◆ Your objective: Without the pictures, set down every line of the data exactly.

-- start Given records --

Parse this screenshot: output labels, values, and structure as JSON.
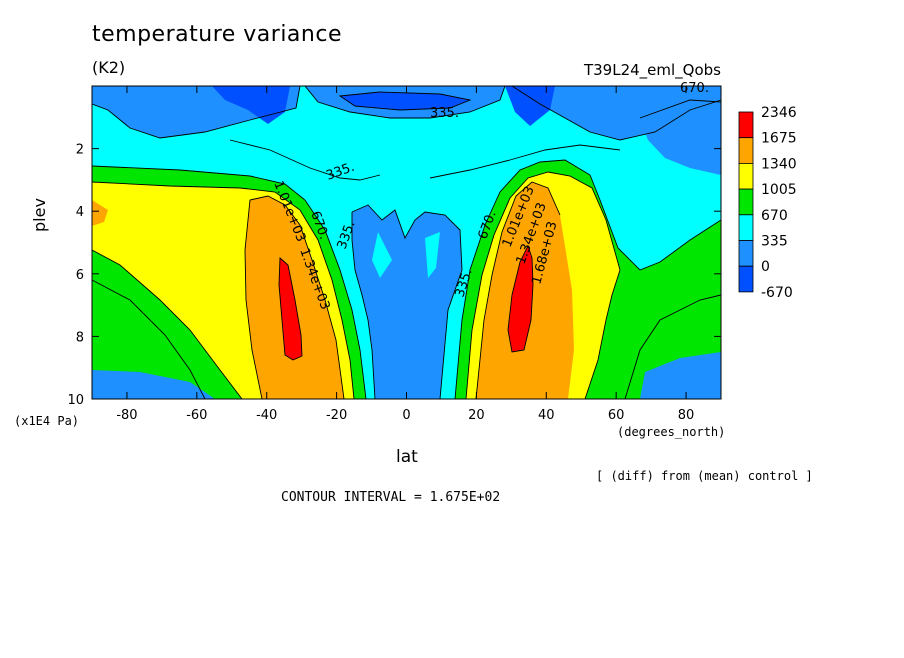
{
  "chart_data": {
    "type": "contour",
    "title": "temperature variance",
    "units": "(K2)",
    "run_label": "T39L24_eml_Qobs",
    "xlabel": "lat",
    "x_units": "(degrees_north)",
    "ylabel": "plev",
    "y_units": "(x1E4 Pa)",
    "x_ticks": [
      "-80",
      "-60",
      "-40",
      "-20",
      "0",
      "20",
      "40",
      "60",
      "80"
    ],
    "y_ticks": [
      "2",
      "4",
      "6",
      "8",
      "10"
    ],
    "xlim": [
      -90,
      90
    ],
    "ylim": [
      10,
      0
    ],
    "colorbar_levels": [
      "2346",
      "1675",
      "1340",
      "1005",
      "670",
      "335",
      "0",
      "-670"
    ],
    "colorbar_colors": [
      "#ff0000",
      "#ffa500",
      "#ffff00",
      "#00e600",
      "#00ffff",
      "#1e90ff",
      "#0050ff"
    ],
    "contour_labels": [
      "335.",
      "335.",
      "335.",
      "335.",
      "670.",
      "670.",
      "670.",
      "1.01e+03",
      "1.34e+03",
      "1.01e+03",
      "1.34e+03",
      "1.68e+03"
    ],
    "footer_note": "[ (diff) from (mean) control ]",
    "contour_interval": "CONTOUR INTERVAL = 1.675E+02"
  }
}
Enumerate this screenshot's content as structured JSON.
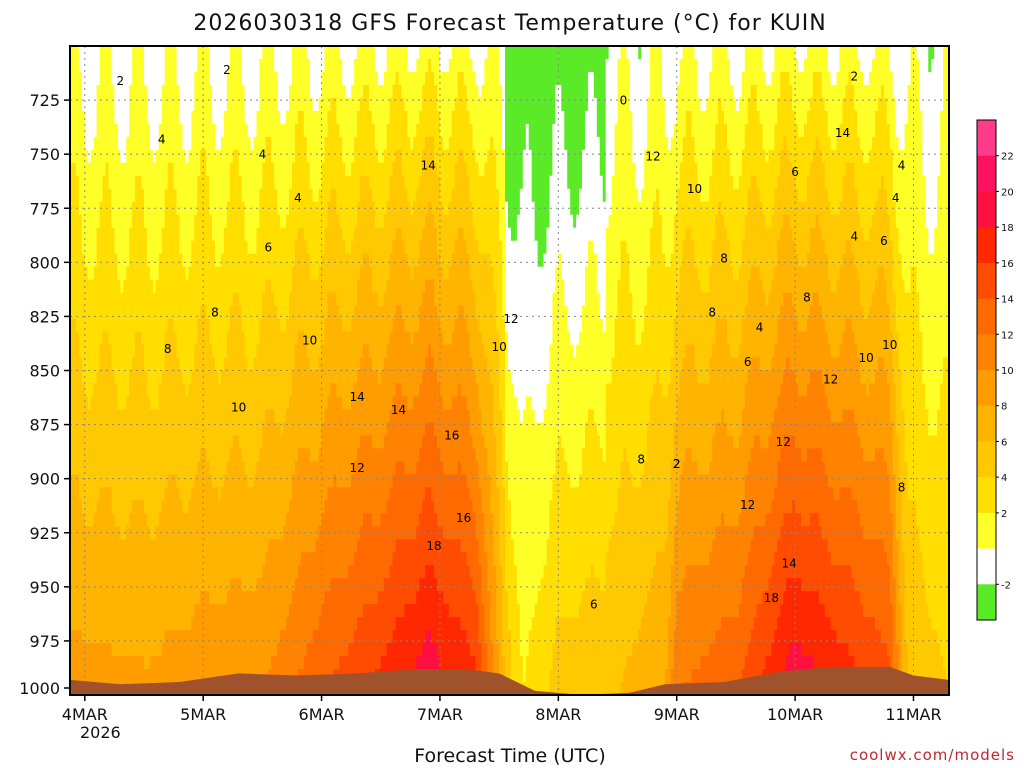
{
  "chart_data": {
    "type": "heatmap",
    "title": "2026030318 GFS Forecast Temperature (°C) for KUIN",
    "xlabel": "Forecast Time (UTC)",
    "ylabel": "",
    "credit": "coolwx.com/models",
    "x_ticks": [
      "4MAR",
      "5MAR",
      "6MAR",
      "7MAR",
      "8MAR",
      "9MAR",
      "10MAR",
      "11MAR"
    ],
    "x_tick_sub": "2026",
    "y_ticks": [
      725,
      750,
      775,
      800,
      825,
      850,
      875,
      900,
      925,
      950,
      975,
      1000
    ],
    "ylim": [
      1000,
      700
    ],
    "xlim_days": [
      3.875,
      11.3
    ],
    "colorbar": {
      "levels": [
        -4,
        -2,
        0,
        2,
        4,
        6,
        8,
        10,
        12,
        14,
        16,
        18,
        20,
        22,
        24
      ],
      "labels": [
        -2,
        2,
        4,
        6,
        8,
        10,
        12,
        14,
        16,
        18,
        20,
        22
      ],
      "colors": [
        "#5aea28",
        "#ffffff",
        "#ffff28",
        "#ffde00",
        "#ffc800",
        "#ffb400",
        "#ff9c00",
        "#ff8200",
        "#ff6a00",
        "#ff4c00",
        "#ff2800",
        "#ff1040",
        "#ff1060",
        "#ff3c8c"
      ]
    },
    "contour_labels": [
      "2",
      "2",
      "4",
      "4",
      "4",
      "6",
      "8",
      "8",
      "10",
      "10",
      "12",
      "14",
      "14",
      "16",
      "18",
      "16",
      "18",
      "14",
      "12",
      "12",
      "12",
      "10",
      "10",
      "8",
      "8",
      "6",
      "4",
      "4",
      "2",
      "0",
      "8",
      "6",
      "4",
      "8",
      "10",
      "12",
      "14",
      "6",
      "4",
      "2",
      "2",
      "6",
      "8",
      "10",
      "12",
      "14"
    ],
    "surface": "terrain"
  }
}
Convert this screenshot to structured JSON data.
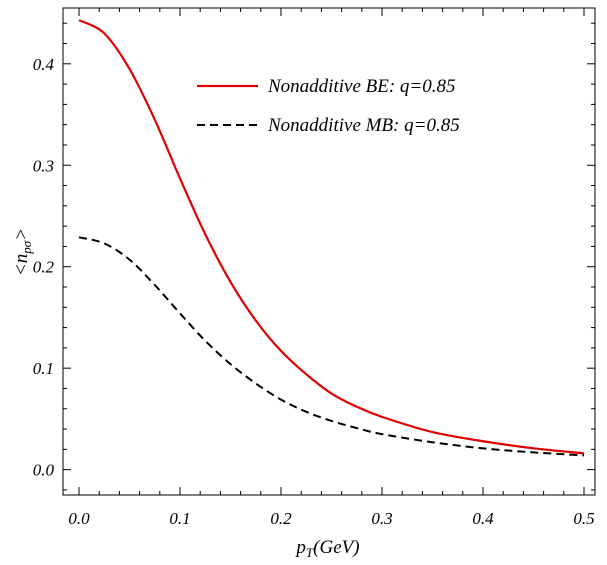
{
  "chart_data": {
    "type": "line",
    "xlabel": {
      "main": "p",
      "sub": "T",
      "rest": "(GeV)"
    },
    "ylabel": {
      "pre": "<n",
      "sub": "pσ",
      "post": ">"
    },
    "xlim": [
      0.0,
      0.5
    ],
    "ylim": [
      -0.025,
      0.455
    ],
    "xticks": [
      0.0,
      0.1,
      0.2,
      0.3,
      0.4,
      0.5
    ],
    "xtick_labels": [
      "0.0",
      "0.1",
      "0.2",
      "0.3",
      "0.4",
      "0.5"
    ],
    "yticks": [
      0.0,
      0.1,
      0.2,
      0.3,
      0.4
    ],
    "ytick_labels": [
      "0.0",
      "0.1",
      "0.2",
      "0.3",
      "0.4"
    ],
    "grid": false,
    "legend_position": "top-right",
    "series": [
      {
        "name": "Nonadditive BE: q=0.85",
        "color": "#e00000",
        "dash": "solid",
        "x": [
          0.0,
          0.025,
          0.05,
          0.075,
          0.1,
          0.125,
          0.15,
          0.175,
          0.2,
          0.225,
          0.25,
          0.275,
          0.3,
          0.35,
          0.4,
          0.45,
          0.5
        ],
        "y": [
          0.443,
          0.43,
          0.395,
          0.345,
          0.287,
          0.232,
          0.185,
          0.147,
          0.117,
          0.094,
          0.075,
          0.062,
          0.052,
          0.037,
          0.028,
          0.021,
          0.016
        ]
      },
      {
        "name": "Nonadditive MB: q=0.85",
        "color": "#000000",
        "dash": "dashed",
        "x": [
          0.0,
          0.025,
          0.05,
          0.075,
          0.1,
          0.125,
          0.15,
          0.175,
          0.2,
          0.225,
          0.25,
          0.275,
          0.3,
          0.35,
          0.4,
          0.45,
          0.5
        ],
        "y": [
          0.229,
          0.223,
          0.207,
          0.182,
          0.154,
          0.127,
          0.104,
          0.085,
          0.069,
          0.057,
          0.048,
          0.041,
          0.035,
          0.027,
          0.021,
          0.017,
          0.014
        ]
      }
    ]
  }
}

-- end Given records --

◆ Complete answer:
Parse this screenshot: output labels, values, and structure as JSON.
{
  "chart_data": {
    "type": "contour",
    "title": "temperature variance",
    "units": "(K2)",
    "run_label": "T39L24_eml_Qobs",
    "xlabel": "lat",
    "x_units": "(degrees_north)",
    "ylabel": "plev",
    "y_units": "(x1E4 Pa)",
    "x_ticks": [
      "-80",
      "-60",
      "-40",
      "-20",
      "0",
      "20",
      "40",
      "60",
      "80"
    ],
    "y_ticks": [
      "2",
      "4",
      "6",
      "8",
      "10"
    ],
    "xlim": [
      -90,
      90
    ],
    "ylim": [
      10,
      0
    ],
    "colorbar_levels": [
      "2346",
      "1675",
      "1340",
      "1005",
      "670",
      "335",
      "0",
      "-670"
    ],
    "colorbar_colors": [
      "#ff0000",
      "#ffa500",
      "#ffff00",
      "#00e600",
      "#00ffff",
      "#1e90ff",
      "#0050ff"
    ],
    "contour_labels": [
      "335.",
      "335.",
      "335.",
      "335.",
      "670.",
      "670.",
      "670.",
      "1.01e+03",
      "1.34e+03",
      "1.01e+03",
      "1.34e+03",
      "1.68e+03"
    ],
    "footer_note": "[ (diff) from (mean) control ]",
    "contour_interval": "CONTOUR INTERVAL = 1.675E+02"
  }
}
Enumerate this screenshot's content as structured JSON.
{
  "chart_data": {
    "type": "heatmap",
    "title": "2026030318 GFS Forecast Temperature (°C) for KUIN",
    "xlabel": "Forecast Time (UTC)",
    "ylabel": "",
    "credit": "coolwx.com/models",
    "x_ticks": [
      "4MAR",
      "5MAR",
      "6MAR",
      "7MAR",
      "8MAR",
      "9MAR",
      "10MAR",
      "11MAR"
    ],
    "x_tick_sub": "2026",
    "y_ticks": [
      725,
      750,
      775,
      800,
      825,
      850,
      875,
      900,
      925,
      950,
      975,
      1000
    ],
    "ylim": [
      1000,
      700
    ],
    "xlim_days": [
      3.875,
      11.3
    ],
    "colorbar": {
      "levels": [
        -4,
        -2,
        0,
        2,
        4,
        6,
        8,
        10,
        12,
        14,
        16,
        18,
        20,
        22,
        24
      ],
      "labels": [
        -2,
        2,
        4,
        6,
        8,
        10,
        12,
        14,
        16,
        18,
        20,
        22
      ],
      "colors": [
        "#5aea28",
        "#ffffff",
        "#ffff28",
        "#ffde00",
        "#ffc800",
        "#ffb400",
        "#ff9c00",
        "#ff8200",
        "#ff6a00",
        "#ff4c00",
        "#ff2800",
        "#ff1040",
        "#ff1060",
        "#ff3c8c"
      ]
    },
    "contour_labels": [
      "2",
      "2",
      "4",
      "4",
      "4",
      "6",
      "8",
      "8",
      "10",
      "10",
      "12",
      "14",
      "14",
      "16",
      "18",
      "16",
      "18",
      "14",
      "12",
      "12",
      "12",
      "10",
      "10",
      "8",
      "8",
      "6",
      "4",
      "4",
      "2",
      "0",
      "8",
      "6",
      "4",
      "8",
      "10",
      "12",
      "14",
      "6",
      "4",
      "2",
      "2",
      "6",
      "8",
      "10",
      "12",
      "14"
    ],
    "surface": "terrain"
  }
}
Convert this screenshot to structured JSON data.
{
  "chart_data": {
    "type": "line",
    "xlabel": {
      "main": "p",
      "sub": "T",
      "rest": "(GeV)"
    },
    "ylabel": {
      "pre": "<n",
      "sub": "pσ",
      "post": ">"
    },
    "xlim": [
      0.0,
      0.5
    ],
    "ylim": [
      -0.025,
      0.455
    ],
    "xticks": [
      0.0,
      0.1,
      0.2,
      0.3,
      0.4,
      0.5
    ],
    "xtick_labels": [
      "0.0",
      "0.1",
      "0.2",
      "0.3",
      "0.4",
      "0.5"
    ],
    "yticks": [
      0.0,
      0.1,
      0.2,
      0.3,
      0.4
    ],
    "ytick_labels": [
      "0.0",
      "0.1",
      "0.2",
      "0.3",
      "0.4"
    ],
    "grid": false,
    "legend_position": "top-right",
    "series": [
      {
        "name": "Nonadditive BE: q=0.85",
        "color": "#e00000",
        "dash": "solid",
        "x": [
          0.0,
          0.025,
          0.05,
          0.075,
          0.1,
          0.125,
          0.15,
          0.175,
          0.2,
          0.225,
          0.25,
          0.275,
          0.3,
          0.35,
          0.4,
          0.45,
          0.5
        ],
        "y": [
          0.443,
          0.43,
          0.395,
          0.345,
          0.287,
          0.232,
          0.185,
          0.147,
          0.117,
          0.094,
          0.075,
          0.062,
          0.052,
          0.037,
          0.028,
          0.021,
          0.016
        ]
      },
      {
        "name": "Nonadditive MB: q=0.85",
        "color": "#000000",
        "dash": "dashed",
        "x": [
          0.0,
          0.025,
          0.05,
          0.075,
          0.1,
          0.125,
          0.15,
          0.175,
          0.2,
          0.225,
          0.25,
          0.275,
          0.3,
          0.35,
          0.4,
          0.45,
          0.5
        ],
        "y": [
          0.229,
          0.223,
          0.207,
          0.182,
          0.154,
          0.127,
          0.104,
          0.085,
          0.069,
          0.057,
          0.048,
          0.041,
          0.035,
          0.027,
          0.021,
          0.017,
          0.014
        ]
      }
    ]
  }
}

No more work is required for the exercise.